▶ **Requirements**
Only lines with the word "Improved" are needed; collect each of them from the listing below.

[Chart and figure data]
"""

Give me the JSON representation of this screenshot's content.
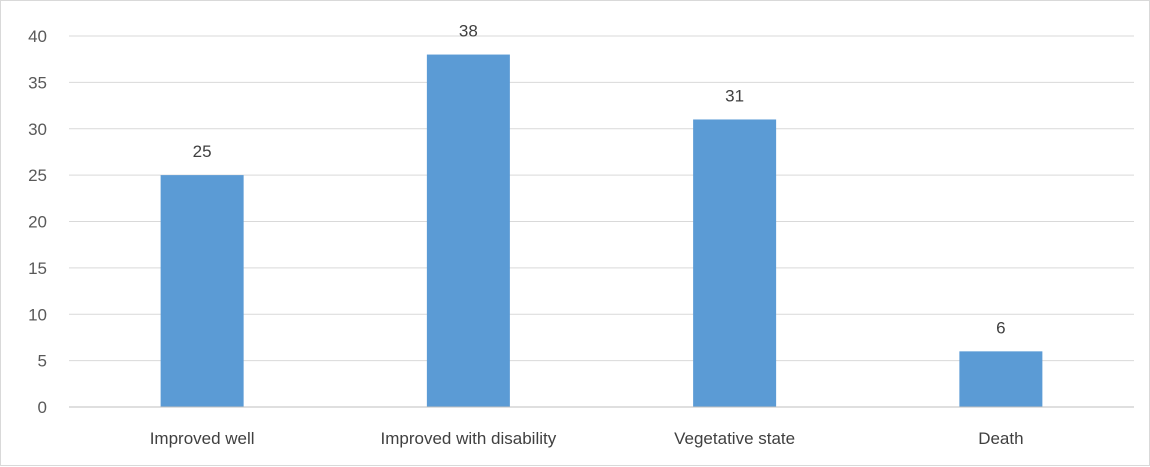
{
  "chart_data": {
    "type": "bar",
    "title": "",
    "xlabel": "",
    "ylabel": "",
    "categories": [
      "Improved well",
      "Improved with disability",
      "Vegetative state",
      "Death"
    ],
    "values": [
      25,
      38,
      31,
      6
    ],
    "ylim": [
      0,
      40
    ],
    "yticks": [
      0,
      5,
      10,
      15,
      20,
      25,
      30,
      35,
      40
    ],
    "grid": true,
    "legend": "none",
    "data_labels": true,
    "colors": {
      "bar": "#5b9bd5",
      "grid": "#d9d9d9",
      "axis": "#bfbfbf"
    }
  }
}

"""

▶ **Solution**
      "Improved well",
      "Improved with disability",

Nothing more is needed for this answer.